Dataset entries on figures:
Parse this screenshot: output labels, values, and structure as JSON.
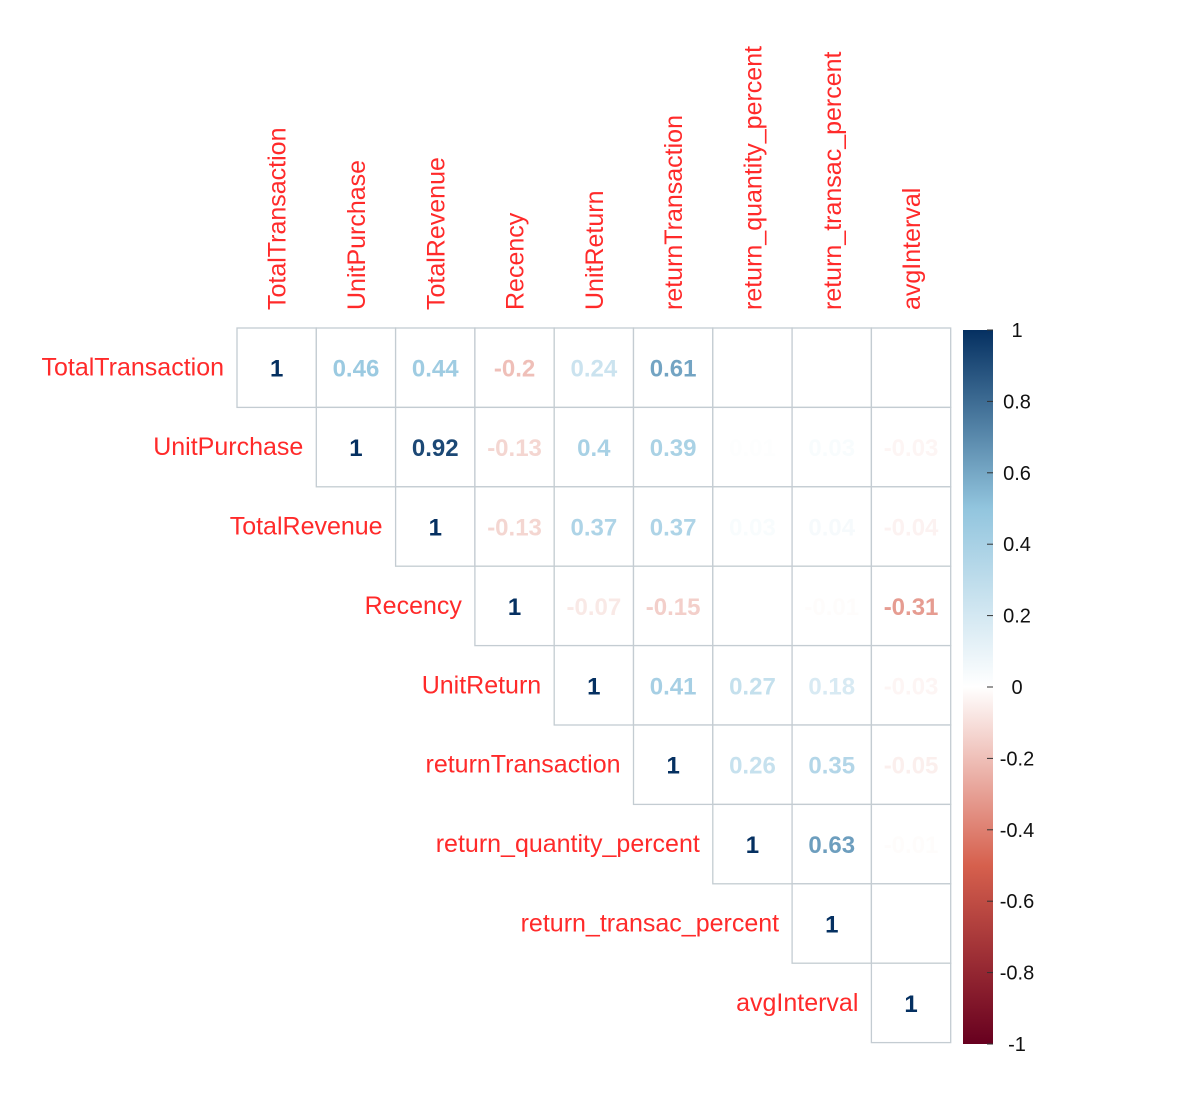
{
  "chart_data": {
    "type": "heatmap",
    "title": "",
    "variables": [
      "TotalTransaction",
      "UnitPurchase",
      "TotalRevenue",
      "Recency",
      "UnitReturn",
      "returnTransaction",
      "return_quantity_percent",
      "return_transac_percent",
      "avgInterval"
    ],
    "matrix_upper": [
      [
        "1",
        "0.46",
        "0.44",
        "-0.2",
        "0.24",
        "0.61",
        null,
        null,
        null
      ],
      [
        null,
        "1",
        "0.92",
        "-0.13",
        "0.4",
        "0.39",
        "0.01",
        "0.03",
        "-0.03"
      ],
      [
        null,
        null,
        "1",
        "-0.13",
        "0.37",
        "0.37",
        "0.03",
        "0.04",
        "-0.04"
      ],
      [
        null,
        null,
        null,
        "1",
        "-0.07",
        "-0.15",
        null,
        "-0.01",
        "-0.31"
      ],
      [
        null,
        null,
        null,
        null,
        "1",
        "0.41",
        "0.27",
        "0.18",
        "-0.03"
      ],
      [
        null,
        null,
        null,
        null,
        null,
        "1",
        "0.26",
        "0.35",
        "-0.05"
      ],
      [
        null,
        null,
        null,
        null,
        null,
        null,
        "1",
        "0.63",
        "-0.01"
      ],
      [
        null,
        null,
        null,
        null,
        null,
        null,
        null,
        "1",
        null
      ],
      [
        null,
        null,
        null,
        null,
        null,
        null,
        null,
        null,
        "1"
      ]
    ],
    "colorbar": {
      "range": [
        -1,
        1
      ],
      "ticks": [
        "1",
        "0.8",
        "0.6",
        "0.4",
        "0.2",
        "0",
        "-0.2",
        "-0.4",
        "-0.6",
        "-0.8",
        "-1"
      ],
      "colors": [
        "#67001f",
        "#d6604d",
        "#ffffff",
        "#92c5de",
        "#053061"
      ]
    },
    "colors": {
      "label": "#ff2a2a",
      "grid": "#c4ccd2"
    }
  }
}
--
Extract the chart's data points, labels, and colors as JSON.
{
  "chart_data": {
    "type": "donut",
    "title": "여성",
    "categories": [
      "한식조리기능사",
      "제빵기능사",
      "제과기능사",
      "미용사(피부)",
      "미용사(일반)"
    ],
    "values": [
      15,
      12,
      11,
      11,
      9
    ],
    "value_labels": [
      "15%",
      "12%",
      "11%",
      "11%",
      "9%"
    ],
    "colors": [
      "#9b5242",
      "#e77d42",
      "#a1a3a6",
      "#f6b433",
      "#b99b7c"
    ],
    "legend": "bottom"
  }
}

## TASK GOAL
In the listing above, count each line that holds the string "JSON". Give the number only.

## TASK RESPONSE
2